_Extracted data entries_
+--

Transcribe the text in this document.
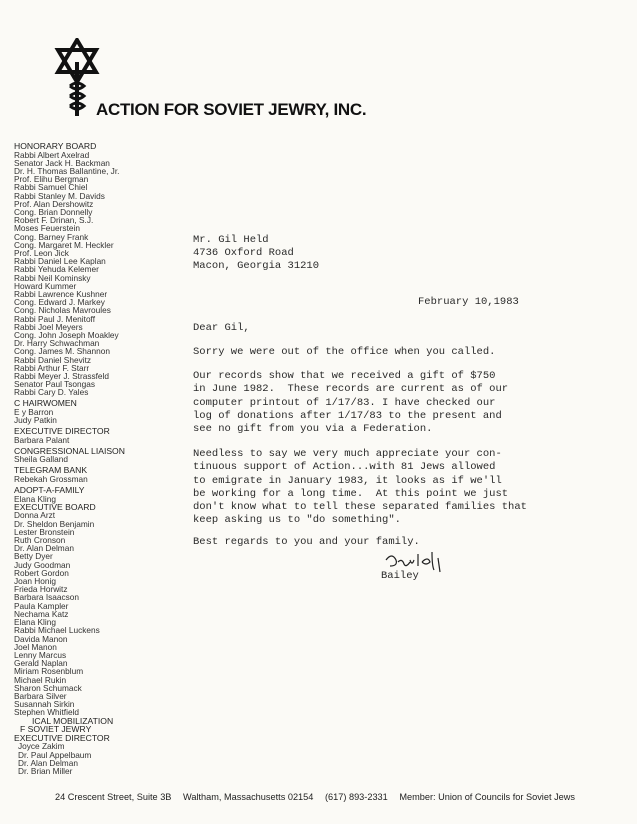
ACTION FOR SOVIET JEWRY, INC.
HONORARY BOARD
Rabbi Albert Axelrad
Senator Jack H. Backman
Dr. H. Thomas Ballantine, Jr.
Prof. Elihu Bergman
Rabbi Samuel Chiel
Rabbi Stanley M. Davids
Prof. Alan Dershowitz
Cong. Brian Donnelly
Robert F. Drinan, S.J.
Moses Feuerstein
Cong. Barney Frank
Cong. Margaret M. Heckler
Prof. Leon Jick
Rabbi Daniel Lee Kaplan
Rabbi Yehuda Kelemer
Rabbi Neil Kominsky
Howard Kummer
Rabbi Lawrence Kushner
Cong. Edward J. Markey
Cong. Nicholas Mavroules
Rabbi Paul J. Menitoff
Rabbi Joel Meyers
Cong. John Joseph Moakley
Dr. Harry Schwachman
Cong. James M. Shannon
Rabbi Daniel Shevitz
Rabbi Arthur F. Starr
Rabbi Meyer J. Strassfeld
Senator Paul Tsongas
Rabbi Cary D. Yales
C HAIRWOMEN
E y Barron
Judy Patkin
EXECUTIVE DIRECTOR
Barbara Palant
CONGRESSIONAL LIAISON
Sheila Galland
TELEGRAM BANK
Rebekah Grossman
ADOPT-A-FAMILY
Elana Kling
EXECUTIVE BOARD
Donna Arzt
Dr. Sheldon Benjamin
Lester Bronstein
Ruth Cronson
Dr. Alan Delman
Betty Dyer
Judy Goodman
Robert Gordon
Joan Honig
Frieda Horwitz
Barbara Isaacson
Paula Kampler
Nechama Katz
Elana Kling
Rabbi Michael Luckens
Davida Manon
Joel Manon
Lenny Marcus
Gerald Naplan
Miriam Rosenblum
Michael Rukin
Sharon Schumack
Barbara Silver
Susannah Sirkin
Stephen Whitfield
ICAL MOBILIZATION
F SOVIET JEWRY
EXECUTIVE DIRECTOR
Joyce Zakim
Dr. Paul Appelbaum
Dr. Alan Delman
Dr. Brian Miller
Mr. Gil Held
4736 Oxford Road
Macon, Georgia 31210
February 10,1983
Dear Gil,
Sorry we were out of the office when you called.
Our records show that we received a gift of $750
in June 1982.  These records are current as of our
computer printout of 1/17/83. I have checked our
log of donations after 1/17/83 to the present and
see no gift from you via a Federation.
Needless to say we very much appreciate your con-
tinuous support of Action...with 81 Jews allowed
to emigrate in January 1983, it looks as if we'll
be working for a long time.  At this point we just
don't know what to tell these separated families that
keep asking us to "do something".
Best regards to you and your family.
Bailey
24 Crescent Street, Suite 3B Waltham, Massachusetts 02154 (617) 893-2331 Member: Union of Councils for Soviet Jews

+--

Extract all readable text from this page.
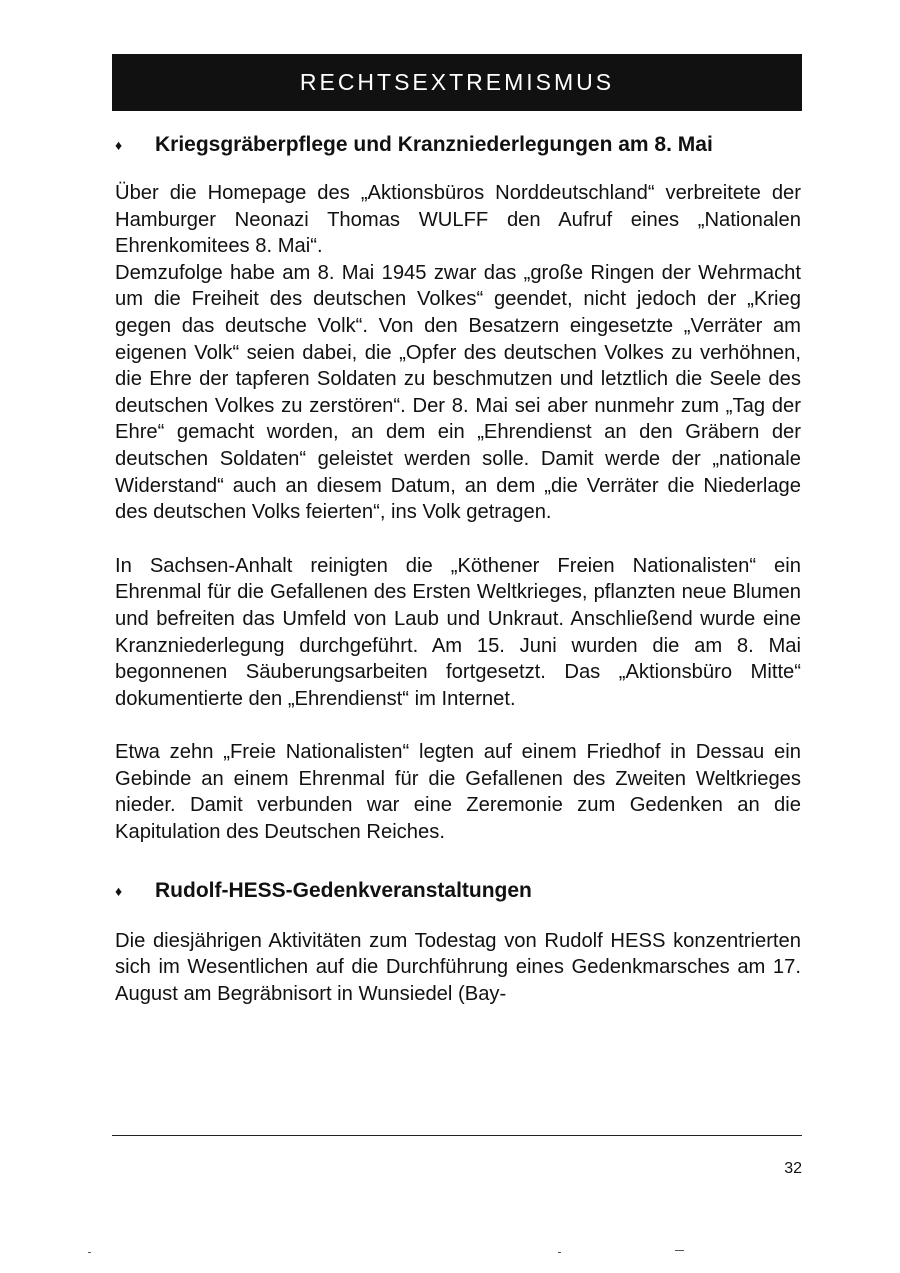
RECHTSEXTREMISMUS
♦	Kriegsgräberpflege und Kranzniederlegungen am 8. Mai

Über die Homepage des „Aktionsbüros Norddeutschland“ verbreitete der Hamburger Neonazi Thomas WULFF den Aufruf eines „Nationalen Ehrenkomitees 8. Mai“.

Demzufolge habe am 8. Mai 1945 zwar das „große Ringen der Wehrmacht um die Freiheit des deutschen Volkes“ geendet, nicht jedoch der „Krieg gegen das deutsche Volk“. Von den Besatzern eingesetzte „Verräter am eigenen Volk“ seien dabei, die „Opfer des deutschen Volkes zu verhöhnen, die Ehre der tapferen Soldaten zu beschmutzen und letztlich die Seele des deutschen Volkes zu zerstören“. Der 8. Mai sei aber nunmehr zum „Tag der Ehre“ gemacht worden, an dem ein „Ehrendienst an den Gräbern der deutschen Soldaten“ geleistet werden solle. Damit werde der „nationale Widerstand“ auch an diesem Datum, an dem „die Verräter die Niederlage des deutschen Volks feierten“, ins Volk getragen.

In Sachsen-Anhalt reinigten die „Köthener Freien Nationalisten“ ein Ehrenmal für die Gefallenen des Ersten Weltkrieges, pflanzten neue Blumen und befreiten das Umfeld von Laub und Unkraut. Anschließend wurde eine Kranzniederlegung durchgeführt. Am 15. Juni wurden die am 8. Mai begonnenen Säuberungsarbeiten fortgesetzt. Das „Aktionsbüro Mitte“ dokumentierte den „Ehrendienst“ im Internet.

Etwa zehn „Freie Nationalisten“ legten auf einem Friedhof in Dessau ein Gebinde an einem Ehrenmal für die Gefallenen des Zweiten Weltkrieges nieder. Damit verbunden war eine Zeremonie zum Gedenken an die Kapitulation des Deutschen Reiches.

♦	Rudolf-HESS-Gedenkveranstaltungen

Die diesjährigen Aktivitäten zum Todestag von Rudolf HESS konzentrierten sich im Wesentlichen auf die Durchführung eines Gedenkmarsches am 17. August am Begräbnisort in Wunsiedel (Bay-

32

+--

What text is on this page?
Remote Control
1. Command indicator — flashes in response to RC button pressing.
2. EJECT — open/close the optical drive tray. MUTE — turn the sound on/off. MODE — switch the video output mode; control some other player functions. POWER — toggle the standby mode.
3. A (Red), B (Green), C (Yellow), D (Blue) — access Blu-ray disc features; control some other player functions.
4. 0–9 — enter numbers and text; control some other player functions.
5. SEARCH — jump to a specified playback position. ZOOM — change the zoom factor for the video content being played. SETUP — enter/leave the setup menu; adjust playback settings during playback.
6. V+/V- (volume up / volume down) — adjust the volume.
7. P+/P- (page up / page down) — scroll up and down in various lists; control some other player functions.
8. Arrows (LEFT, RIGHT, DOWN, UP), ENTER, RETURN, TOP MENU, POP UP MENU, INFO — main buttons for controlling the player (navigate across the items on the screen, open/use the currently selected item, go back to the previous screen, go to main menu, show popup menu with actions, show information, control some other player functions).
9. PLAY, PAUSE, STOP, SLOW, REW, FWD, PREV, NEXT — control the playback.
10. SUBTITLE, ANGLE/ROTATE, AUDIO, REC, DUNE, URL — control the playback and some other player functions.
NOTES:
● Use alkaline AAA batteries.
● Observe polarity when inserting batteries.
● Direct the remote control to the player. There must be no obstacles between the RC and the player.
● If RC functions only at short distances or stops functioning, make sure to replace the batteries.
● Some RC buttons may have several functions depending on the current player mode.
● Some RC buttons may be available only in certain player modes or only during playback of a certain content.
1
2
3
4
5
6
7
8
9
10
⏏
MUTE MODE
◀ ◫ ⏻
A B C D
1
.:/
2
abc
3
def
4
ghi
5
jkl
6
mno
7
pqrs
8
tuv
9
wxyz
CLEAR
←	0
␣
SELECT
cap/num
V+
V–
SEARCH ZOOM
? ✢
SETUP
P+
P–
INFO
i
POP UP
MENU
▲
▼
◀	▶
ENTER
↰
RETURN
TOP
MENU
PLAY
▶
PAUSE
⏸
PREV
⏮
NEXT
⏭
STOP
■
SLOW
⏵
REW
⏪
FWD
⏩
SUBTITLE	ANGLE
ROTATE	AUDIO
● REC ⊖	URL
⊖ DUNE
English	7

+--

_SHORT PROBLEM_
Read the data above and count the lines that include "Jews". Answer only with the count.

_CORRECT OUTPUT_
2